* Set problem *
Gather each line of the entries below that includes "situatie".

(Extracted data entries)
• • • •

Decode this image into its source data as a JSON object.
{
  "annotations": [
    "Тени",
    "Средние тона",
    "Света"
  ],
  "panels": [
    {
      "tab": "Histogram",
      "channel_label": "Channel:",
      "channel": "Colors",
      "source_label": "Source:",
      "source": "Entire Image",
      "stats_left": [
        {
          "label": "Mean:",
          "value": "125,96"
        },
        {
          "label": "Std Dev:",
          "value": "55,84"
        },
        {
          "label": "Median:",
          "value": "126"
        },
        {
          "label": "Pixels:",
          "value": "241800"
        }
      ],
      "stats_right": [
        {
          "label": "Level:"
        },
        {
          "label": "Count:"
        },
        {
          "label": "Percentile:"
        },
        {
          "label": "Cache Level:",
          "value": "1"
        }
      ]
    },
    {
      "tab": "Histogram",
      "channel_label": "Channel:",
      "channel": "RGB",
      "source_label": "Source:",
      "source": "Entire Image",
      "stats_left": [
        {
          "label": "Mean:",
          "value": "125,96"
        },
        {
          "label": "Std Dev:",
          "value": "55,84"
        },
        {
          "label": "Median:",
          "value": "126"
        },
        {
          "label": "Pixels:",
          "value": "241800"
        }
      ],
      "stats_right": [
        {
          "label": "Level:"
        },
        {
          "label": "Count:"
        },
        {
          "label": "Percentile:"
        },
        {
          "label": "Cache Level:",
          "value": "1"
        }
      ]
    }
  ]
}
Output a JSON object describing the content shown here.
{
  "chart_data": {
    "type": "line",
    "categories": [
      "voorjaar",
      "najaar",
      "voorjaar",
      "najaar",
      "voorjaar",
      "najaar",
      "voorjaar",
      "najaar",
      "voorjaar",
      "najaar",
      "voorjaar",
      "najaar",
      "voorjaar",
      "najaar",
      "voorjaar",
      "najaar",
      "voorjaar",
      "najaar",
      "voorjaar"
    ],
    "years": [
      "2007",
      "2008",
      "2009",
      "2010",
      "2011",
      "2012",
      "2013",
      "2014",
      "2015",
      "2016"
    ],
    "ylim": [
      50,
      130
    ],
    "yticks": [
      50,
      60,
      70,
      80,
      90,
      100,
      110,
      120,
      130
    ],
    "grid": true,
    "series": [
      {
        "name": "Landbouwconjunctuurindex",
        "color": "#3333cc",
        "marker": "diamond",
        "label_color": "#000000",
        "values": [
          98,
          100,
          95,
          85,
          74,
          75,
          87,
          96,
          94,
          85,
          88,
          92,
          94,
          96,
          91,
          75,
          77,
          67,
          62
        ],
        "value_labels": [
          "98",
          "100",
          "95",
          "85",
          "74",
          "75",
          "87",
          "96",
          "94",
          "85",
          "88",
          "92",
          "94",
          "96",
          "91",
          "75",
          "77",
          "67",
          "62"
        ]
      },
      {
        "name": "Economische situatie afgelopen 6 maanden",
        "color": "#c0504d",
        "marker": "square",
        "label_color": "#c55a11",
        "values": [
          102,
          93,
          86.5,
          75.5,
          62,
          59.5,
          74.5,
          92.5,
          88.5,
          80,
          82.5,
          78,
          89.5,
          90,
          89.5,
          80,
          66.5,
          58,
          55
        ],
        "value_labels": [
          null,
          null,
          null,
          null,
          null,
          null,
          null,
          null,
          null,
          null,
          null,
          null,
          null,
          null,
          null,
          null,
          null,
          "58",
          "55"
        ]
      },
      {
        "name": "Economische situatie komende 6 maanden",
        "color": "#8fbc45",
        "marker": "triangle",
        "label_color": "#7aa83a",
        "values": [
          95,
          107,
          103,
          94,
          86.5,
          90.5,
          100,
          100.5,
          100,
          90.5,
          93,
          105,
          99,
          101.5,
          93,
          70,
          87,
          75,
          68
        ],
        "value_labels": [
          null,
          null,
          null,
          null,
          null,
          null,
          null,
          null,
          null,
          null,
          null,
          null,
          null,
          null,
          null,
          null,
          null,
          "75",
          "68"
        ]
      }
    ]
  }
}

• • • •

* Exercise answer *
        "name": "Economische situatie afgelopen 6 maanden",
        "name": "Economische situatie komende 6 maanden",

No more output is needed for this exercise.